#### RECORDS SHOWN
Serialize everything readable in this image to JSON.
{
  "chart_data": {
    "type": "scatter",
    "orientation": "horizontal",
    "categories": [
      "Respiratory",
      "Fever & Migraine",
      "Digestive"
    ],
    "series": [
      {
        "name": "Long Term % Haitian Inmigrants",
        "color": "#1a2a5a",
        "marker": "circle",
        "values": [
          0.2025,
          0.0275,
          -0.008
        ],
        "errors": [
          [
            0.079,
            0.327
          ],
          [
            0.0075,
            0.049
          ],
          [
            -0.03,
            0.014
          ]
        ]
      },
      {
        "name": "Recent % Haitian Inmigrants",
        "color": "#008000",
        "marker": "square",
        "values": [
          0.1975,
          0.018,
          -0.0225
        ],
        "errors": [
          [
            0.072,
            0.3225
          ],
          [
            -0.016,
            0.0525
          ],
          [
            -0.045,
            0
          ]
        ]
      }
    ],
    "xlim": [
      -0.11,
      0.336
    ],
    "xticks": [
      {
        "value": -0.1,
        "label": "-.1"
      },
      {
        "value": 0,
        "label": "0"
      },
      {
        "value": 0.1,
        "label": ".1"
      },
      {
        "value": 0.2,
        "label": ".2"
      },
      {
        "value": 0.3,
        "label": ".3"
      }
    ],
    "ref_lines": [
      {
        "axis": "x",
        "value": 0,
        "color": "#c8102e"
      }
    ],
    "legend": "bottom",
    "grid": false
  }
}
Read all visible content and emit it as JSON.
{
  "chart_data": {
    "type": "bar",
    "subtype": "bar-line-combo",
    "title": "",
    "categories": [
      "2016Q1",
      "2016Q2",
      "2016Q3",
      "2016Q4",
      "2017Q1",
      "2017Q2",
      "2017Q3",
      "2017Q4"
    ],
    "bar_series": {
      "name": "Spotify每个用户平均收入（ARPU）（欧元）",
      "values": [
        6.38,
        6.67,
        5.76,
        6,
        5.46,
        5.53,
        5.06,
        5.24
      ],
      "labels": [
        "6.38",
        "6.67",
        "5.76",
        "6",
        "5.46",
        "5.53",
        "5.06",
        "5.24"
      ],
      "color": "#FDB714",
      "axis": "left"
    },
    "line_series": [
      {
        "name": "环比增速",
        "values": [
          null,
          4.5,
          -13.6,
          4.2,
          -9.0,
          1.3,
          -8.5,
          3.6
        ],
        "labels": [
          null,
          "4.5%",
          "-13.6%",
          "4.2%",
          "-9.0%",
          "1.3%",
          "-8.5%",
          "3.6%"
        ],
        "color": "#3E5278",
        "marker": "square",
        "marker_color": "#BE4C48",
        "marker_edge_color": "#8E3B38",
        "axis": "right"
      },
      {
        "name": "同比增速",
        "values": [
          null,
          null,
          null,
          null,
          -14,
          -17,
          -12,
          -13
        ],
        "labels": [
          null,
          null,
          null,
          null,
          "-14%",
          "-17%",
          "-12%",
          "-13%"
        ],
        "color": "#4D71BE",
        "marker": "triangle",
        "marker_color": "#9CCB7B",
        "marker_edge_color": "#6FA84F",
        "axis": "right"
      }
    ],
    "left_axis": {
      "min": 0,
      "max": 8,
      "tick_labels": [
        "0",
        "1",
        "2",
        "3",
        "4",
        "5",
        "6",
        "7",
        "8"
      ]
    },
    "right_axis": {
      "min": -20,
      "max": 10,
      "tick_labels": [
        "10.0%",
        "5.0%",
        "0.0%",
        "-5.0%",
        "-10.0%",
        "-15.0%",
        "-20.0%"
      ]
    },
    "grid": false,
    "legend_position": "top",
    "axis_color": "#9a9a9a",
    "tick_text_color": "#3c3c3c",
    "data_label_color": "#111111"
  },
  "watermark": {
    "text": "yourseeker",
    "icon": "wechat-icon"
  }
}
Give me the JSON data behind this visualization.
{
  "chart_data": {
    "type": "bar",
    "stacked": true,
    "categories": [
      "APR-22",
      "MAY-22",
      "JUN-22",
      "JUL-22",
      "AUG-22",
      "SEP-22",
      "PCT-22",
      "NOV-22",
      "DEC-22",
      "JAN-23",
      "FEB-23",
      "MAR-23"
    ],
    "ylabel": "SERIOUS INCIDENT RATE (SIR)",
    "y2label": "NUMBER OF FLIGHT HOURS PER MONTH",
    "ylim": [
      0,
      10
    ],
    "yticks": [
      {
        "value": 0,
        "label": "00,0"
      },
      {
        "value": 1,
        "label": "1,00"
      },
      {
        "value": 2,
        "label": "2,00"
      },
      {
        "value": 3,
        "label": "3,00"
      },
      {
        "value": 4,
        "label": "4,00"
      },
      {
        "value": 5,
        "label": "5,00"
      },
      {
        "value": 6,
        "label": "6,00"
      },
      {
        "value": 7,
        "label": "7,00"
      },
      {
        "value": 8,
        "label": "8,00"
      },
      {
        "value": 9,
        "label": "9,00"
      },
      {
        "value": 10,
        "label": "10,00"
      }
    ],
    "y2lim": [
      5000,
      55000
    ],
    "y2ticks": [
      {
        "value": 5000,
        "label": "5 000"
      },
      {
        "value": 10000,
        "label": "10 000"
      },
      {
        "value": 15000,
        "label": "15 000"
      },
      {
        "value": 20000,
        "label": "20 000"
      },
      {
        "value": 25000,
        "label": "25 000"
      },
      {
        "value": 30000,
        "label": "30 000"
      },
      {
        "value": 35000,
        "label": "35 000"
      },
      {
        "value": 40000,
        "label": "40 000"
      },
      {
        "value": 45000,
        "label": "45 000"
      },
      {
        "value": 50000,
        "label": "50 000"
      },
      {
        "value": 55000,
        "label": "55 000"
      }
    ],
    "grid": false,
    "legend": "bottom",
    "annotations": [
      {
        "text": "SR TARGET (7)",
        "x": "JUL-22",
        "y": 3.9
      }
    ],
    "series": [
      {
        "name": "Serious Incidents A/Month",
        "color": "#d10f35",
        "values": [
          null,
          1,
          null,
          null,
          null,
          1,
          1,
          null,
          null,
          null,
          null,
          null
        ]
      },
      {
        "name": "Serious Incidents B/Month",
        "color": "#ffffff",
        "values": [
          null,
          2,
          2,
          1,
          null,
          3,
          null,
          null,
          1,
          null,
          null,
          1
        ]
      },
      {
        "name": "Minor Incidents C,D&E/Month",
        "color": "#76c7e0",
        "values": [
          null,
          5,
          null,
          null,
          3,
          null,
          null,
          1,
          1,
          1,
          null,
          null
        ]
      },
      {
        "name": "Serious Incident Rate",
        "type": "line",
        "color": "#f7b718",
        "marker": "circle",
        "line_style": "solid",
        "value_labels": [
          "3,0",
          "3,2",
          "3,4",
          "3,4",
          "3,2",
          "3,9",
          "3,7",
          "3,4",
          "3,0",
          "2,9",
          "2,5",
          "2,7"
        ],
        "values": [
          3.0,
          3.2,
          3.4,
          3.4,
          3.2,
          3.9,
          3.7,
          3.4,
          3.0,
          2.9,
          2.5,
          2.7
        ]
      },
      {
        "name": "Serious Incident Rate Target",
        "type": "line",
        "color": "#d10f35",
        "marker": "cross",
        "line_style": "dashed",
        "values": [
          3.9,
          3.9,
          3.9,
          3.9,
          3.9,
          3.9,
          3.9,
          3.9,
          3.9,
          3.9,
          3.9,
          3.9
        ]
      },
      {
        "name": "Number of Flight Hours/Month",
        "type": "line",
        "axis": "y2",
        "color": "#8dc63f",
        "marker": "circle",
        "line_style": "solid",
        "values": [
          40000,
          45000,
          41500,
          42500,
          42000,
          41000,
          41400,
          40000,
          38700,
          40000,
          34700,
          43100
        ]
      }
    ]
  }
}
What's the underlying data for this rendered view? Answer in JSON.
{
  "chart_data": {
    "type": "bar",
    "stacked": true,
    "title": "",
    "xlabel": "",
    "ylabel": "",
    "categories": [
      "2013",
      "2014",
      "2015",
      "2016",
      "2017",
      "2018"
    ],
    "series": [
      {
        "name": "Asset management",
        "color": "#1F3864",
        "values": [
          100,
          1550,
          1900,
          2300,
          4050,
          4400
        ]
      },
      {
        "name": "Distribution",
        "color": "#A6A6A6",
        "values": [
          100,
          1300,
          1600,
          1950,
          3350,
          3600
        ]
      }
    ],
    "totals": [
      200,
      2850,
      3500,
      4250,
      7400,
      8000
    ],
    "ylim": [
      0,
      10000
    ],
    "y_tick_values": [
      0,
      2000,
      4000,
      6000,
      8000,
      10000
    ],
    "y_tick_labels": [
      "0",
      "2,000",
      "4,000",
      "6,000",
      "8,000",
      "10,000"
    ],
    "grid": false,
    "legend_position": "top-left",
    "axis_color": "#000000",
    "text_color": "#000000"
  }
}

#### EXERCISE DETAILS
Restate the final lines of the listing above word for word, beginning at the line that contains "What's the underlying".

#### ANSWER TO THIS PROBLEM
What's the underlying data for this rendered view? Answer in JSON.
{
  "chart_data": {
    "type": "bar",
    "stacked": true,
    "title": "",
    "xlabel": "",
    "ylabel": "",
    "categories": [
      "2013",
      "2014",
      "2015",
      "2016",
      "2017",
      "2018"
    ],
    "series": [
      {
        "name": "Asset management",
        "color": "#1F3864",
        "values": [
          100,
          1550,
          1900,
          2300,
          4050,
          4400
        ]
      },
      {
        "name": "Distribution",
        "color": "#A6A6A6",
        "values": [
          100,
          1300,
          1600,
          1950,
          3350,
          3600
        ]
      }
    ],
    "totals": [
      200,
      2850,
      3500,
      4250,
      7400,
      8000
    ],
    "ylim": [
      0,
      10000
    ],
    "y_tick_values": [
      0,
      2000,
      4000,
      6000,
      8000,
      10000
    ],
    "y_tick_labels": [
      "0",
      "2,000",
      "4,000",
      "6,000",
      "8,000",
      "10,000"
    ],
    "grid": false,
    "legend_position": "top-left",
    "axis_color": "#000000",
    "text_color": "#000000"
  }
}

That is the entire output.